> [Exercise description]:
Check every line of the entries below for the word "color", and copy the ones that have it.
********************
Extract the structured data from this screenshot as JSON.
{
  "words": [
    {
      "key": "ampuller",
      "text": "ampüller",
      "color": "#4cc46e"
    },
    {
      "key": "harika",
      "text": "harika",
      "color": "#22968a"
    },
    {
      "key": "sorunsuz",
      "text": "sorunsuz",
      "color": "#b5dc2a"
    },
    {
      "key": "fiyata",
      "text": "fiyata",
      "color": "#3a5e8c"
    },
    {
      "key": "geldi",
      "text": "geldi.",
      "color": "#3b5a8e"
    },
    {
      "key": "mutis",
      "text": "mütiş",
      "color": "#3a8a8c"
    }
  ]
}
********************
> [Output for this exercise]:
      "color": "#4cc46e"
      "color": "#22968a"
      "color": "#b5dc2a"
      "color": "#3a5e8c"
      "color": "#3b5a8e"
      "color": "#3a8a8c"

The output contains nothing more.